List each line of the data in which the string "sets" appears.

::::::::

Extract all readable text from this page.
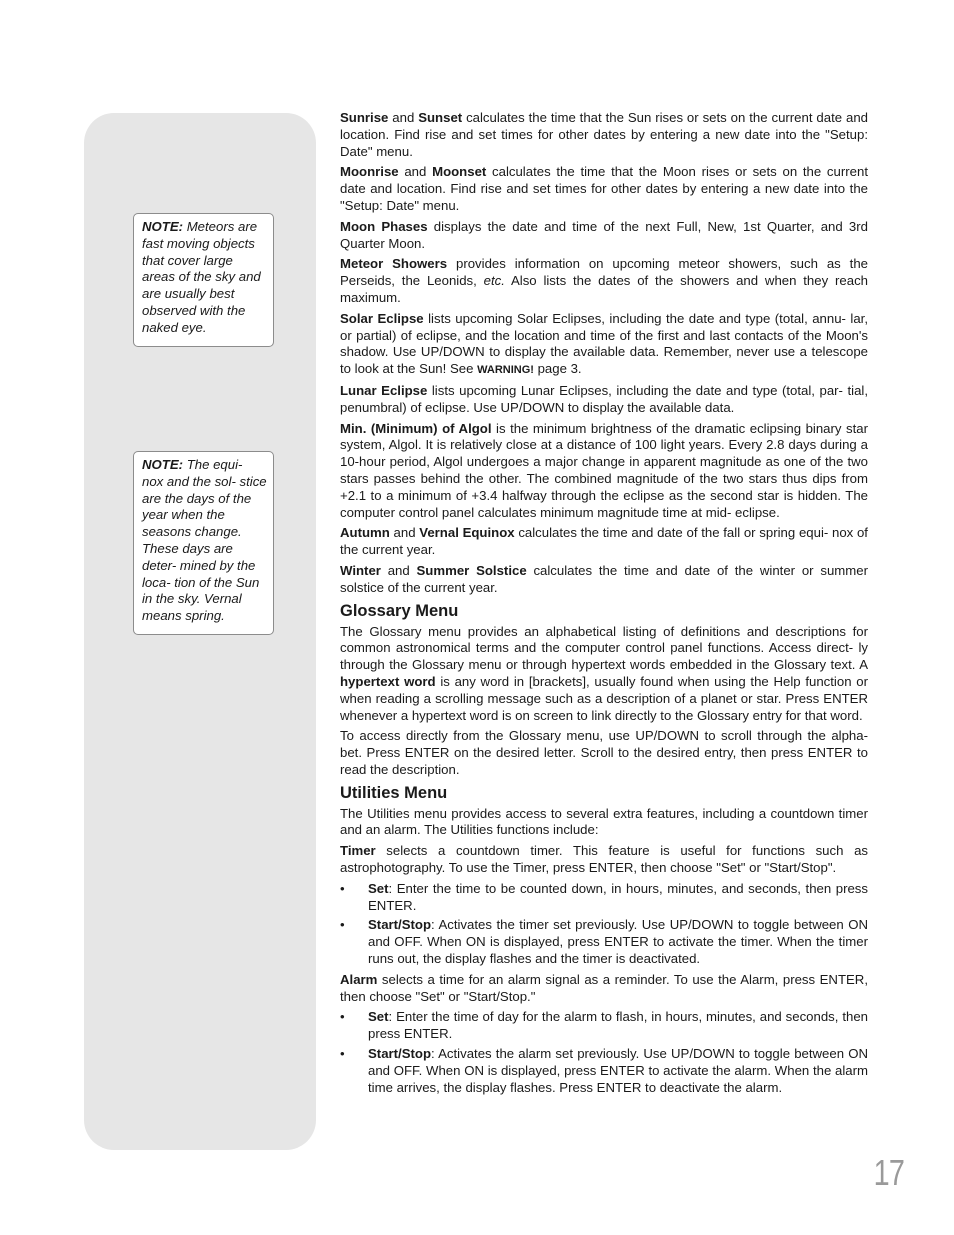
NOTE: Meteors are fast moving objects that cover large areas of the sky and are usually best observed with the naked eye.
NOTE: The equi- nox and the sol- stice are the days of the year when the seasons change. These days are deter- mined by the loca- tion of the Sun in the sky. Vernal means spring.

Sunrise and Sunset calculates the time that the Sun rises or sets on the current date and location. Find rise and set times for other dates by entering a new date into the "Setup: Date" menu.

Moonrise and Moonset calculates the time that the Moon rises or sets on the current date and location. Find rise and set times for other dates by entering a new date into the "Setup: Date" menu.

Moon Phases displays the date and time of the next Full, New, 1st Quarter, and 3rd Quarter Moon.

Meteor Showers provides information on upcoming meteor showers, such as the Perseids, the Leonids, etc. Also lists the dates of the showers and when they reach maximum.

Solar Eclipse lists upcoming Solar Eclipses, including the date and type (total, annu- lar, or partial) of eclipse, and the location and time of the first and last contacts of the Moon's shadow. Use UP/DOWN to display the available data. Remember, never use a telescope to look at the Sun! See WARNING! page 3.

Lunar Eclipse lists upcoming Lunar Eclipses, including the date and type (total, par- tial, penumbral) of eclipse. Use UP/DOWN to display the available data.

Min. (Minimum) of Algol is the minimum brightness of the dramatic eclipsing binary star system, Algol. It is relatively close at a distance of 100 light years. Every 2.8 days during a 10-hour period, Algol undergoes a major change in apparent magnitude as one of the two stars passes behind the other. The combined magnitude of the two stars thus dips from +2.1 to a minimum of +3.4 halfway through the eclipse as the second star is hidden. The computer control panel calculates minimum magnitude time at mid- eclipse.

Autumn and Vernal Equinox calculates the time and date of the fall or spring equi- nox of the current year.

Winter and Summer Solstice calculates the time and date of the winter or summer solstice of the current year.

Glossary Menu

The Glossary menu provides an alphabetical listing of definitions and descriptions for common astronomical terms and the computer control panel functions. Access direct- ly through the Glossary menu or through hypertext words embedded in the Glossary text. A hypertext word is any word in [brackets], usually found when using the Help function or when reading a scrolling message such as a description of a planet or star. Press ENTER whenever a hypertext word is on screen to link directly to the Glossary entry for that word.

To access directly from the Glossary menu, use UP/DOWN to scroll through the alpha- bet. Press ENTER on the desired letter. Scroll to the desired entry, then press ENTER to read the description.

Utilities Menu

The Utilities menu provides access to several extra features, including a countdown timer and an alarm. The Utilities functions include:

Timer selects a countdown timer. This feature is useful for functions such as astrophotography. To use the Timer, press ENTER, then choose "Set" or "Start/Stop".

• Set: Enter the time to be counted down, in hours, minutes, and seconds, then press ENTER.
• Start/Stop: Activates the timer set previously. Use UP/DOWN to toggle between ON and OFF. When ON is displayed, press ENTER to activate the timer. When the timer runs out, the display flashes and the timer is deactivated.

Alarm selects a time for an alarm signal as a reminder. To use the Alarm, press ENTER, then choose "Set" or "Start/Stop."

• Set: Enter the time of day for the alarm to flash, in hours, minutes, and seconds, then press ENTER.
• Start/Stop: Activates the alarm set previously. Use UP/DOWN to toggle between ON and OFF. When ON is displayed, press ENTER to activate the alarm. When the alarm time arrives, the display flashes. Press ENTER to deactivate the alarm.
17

::::::::

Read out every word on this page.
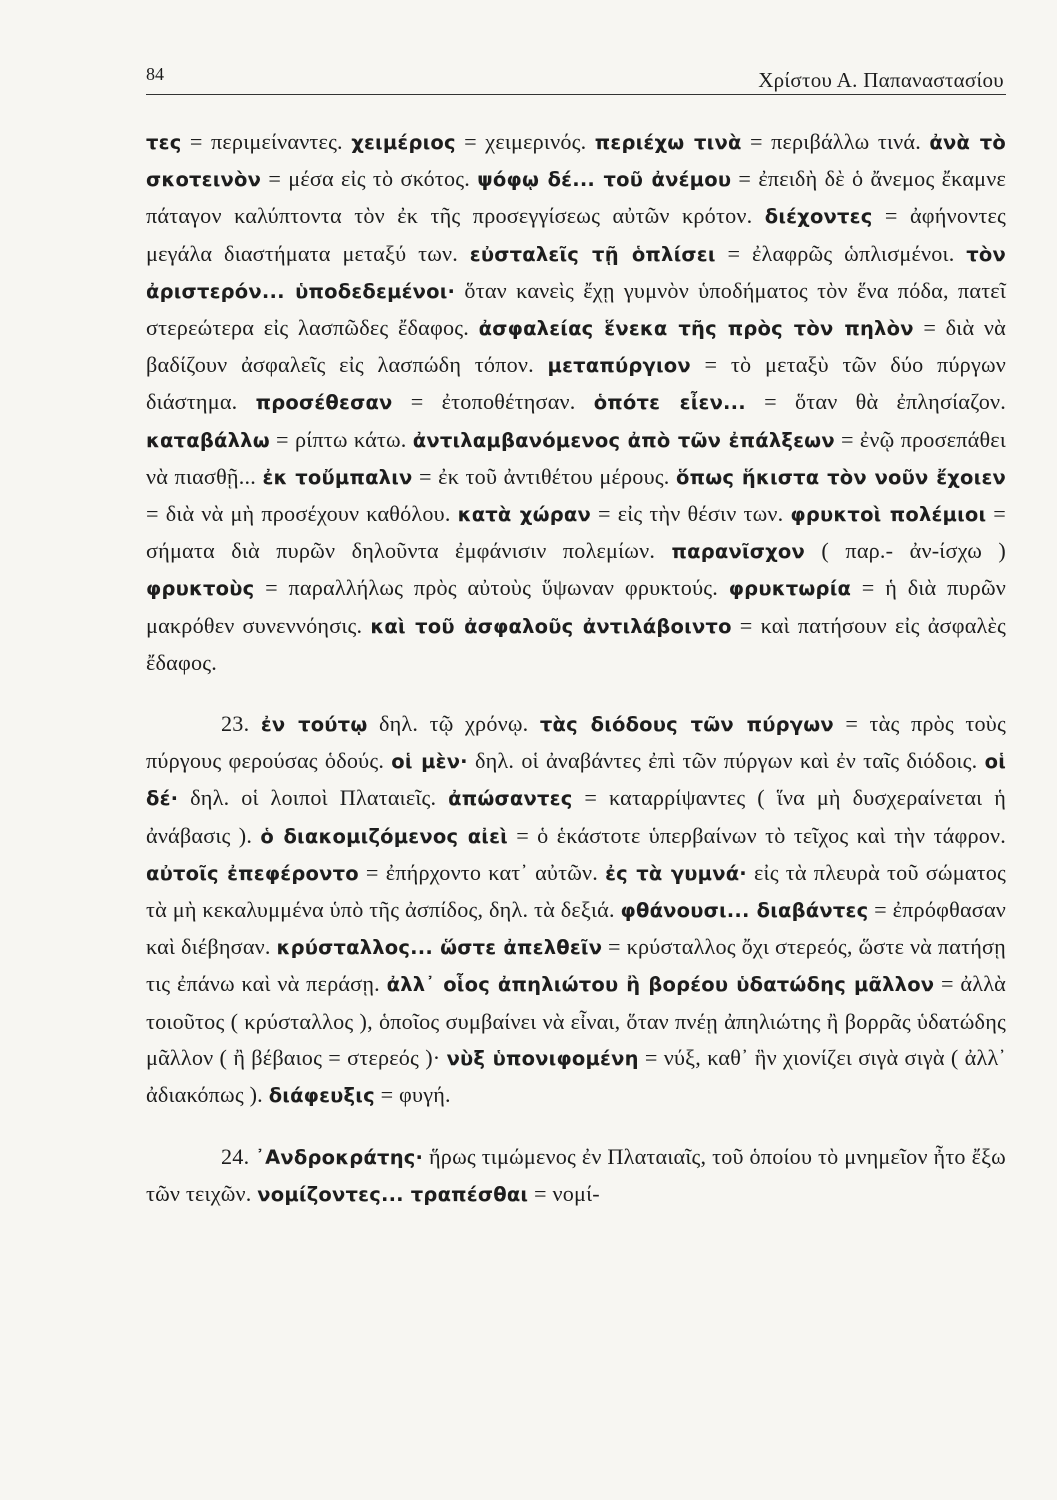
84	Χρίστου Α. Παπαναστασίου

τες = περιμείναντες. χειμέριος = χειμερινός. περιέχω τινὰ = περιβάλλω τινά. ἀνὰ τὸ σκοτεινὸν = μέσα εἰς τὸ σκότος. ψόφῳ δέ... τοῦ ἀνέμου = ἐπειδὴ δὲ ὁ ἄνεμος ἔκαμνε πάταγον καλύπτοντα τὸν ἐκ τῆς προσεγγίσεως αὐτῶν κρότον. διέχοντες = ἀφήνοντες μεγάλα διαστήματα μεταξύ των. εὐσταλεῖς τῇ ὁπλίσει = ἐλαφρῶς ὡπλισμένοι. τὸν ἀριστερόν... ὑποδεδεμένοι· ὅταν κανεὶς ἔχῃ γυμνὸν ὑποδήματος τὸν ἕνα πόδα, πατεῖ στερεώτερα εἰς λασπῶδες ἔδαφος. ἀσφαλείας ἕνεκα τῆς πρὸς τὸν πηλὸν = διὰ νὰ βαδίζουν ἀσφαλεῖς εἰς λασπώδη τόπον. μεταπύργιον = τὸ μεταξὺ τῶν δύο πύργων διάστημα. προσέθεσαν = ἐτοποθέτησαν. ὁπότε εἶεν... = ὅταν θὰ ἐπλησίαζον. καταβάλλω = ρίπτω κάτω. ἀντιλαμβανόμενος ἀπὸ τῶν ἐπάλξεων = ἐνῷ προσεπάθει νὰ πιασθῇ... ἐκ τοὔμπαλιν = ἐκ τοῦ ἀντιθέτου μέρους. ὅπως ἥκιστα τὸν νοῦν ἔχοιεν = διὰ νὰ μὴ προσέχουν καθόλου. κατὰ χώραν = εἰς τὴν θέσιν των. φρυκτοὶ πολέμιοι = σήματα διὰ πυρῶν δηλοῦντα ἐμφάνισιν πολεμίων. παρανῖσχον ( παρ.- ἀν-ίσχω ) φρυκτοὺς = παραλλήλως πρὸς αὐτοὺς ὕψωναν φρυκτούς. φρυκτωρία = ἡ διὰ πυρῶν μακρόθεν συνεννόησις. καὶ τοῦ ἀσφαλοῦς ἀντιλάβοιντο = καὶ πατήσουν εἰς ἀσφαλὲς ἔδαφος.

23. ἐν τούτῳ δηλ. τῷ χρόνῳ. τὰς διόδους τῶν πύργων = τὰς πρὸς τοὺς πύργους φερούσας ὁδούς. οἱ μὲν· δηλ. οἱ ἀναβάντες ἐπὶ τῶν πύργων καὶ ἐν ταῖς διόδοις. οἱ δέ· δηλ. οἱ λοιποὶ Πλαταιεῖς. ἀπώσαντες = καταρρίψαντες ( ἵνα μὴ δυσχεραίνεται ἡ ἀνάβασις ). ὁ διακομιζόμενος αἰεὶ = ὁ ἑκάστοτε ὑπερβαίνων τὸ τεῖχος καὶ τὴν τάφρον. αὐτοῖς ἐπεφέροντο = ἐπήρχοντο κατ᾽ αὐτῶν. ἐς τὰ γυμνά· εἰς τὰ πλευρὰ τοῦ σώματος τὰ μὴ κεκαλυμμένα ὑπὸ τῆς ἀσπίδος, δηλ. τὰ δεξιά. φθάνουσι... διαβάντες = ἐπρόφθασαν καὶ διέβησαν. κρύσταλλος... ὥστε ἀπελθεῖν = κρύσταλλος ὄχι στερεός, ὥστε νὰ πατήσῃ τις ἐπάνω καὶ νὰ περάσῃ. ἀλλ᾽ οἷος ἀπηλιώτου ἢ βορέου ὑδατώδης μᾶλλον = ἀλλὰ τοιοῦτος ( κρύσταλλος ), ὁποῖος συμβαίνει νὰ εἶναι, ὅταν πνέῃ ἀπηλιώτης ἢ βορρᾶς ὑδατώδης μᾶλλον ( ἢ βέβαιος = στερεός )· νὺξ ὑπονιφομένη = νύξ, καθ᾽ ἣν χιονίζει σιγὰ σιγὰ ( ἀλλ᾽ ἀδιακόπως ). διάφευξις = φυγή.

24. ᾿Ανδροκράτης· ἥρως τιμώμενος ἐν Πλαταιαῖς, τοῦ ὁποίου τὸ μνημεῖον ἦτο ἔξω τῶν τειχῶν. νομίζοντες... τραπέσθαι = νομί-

::::::::

> [Full answer]
Sunrise and Sunset calculates the time that the Sun rises or sets on the current date and location. Find rise and set times for other dates by entering a new date into the "Setup: Date" menu.
Moonrise and Moonset calculates the time that the Moon rises or sets on the current date and location. Find rise and set times for other dates by entering a new date into the "Setup: Date" menu.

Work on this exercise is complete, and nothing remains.